### Auszug

━━━━━━━━━━━━━━━━━━━━━━━━━━━━━━

Das erinnert einen auch an Goethes Faust, der sich beklagte, dass „Wie sich
Geschick mit Glück verbinden, das fällt den Toren niemals ein...“
Glück kann ein großer Wohltäter sein. Er kann auch die Ursache von Katastrophen
sein. Ich erinnere mich anscheinend daran , dass einer/eine jener üblen
griechischen Götter oder Göttinnen ihre menschlichen Opfer zerstörten, indem sie
sie glücklich machten.
Glück geht zusammen mit Überheblichkeit. Und Hybris führt zu Nemesis.
MAN NEHME
nur als Beispiel Benjamin Netanjahu. Ein sehr glücklicher Politiker – wenigstens
bis jetzt.
Seine Vorgänger waren mit einer vereinigten Front der Staaten konfrontiert,
die entschlossen waren, Israel zu zerstören oder wenigstens dem
palästinensischen Volk zu helfen, die Freiheit und die Unabhängigkeit zu
erlangen.

━━━━━━━━━━━━━━━━━━━━━━━━━━━━━━

### Aufgabe 1
Wen nennt der Auszug als Beispiel für einen sehr glücklichen Politiker?
### Aufgabe 2
Zähle alles auf, was Glück laut dem Auszug sein kann oder womit es zusammengeht.
### Aufgabe 3
Führe den Text über Glück und Netanjahu nach dem letzten Satz weiter.
Die Zeilen werden nicht benötigt.

### Gegebene Daten
━━━━━━━━━━━━━━━━━━━━━━━━━━━━━━

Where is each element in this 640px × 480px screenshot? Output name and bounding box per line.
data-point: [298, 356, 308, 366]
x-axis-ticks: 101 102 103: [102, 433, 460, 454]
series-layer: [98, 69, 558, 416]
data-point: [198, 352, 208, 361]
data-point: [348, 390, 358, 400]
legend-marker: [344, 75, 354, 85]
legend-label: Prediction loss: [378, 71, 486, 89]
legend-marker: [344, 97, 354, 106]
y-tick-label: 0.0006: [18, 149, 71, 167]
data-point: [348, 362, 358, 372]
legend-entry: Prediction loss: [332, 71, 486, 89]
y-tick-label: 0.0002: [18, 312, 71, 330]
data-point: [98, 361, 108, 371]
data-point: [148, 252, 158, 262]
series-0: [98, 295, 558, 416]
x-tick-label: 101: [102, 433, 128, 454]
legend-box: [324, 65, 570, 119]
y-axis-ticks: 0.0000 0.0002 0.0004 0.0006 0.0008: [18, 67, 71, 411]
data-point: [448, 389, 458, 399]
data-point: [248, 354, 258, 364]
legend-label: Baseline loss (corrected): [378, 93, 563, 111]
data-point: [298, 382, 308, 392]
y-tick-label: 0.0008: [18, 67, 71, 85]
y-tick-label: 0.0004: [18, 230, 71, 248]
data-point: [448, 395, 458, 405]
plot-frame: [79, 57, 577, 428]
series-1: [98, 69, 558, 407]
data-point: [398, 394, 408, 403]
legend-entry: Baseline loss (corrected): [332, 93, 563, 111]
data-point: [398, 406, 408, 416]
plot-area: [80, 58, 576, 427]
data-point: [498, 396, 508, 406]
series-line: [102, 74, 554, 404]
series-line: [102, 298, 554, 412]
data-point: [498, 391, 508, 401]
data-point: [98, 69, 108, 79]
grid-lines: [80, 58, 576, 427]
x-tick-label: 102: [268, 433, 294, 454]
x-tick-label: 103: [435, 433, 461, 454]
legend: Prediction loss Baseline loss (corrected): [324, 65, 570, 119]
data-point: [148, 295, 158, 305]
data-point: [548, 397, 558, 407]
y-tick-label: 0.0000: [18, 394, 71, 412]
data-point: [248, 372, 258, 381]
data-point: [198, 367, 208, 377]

━━━━━━━━━━━━━━━━━━━━━━━━━━━━━━

### Erwartete Antwort 1
Benjamin Netanjahu.

### Erwartete Antwort 2
- ein großer Wohltäter
- die Ursache von Katastrophen
- Überheblichkeit

### Erwartete Antwort 3
1948 drangen alle Armeen der benachbarten arabischen Staaten in Palästina ein
und zwar einen Tag nach der Beendigung der britischen Herrschaft und der
Gründung des Staates Israel. 1967 versuchten diese Staaten es wieder – mit
katastrophalen Ergebnissen (für sie). 1973 griffen zwei von ihnen vom Süden und
vom Norden an und wurden nur nach schwerem Kampf zurückgeschlagen,
Es war immer ein Grundsatz, dass wenn sich die Möglichkeit ergab dann würden
all diese Armeen Israel wieder angreifen, um uns zu zwingen, uns von den
Gebieten, die wir 1967 besetzten , zurückzuziehen und den palästinensischen
Brüdern zu helfen, ihren eigenen Nationalstaat endlich zu errichten.
Und schauen wir uns um. Nicht die leiseste arabische Drohung gegenüber Israel
ist geblieben. Alle benachbarten Araber sind total damit beschäftigt, einander
zu töten.
Syrien, die Heimat des arabischen Nationalismus‘, war der entschlossensten Feind
Israels. Syriens Armee wurde als die wirksamste arabische Kraft angesehen. Was
ist davon übriggeblieben?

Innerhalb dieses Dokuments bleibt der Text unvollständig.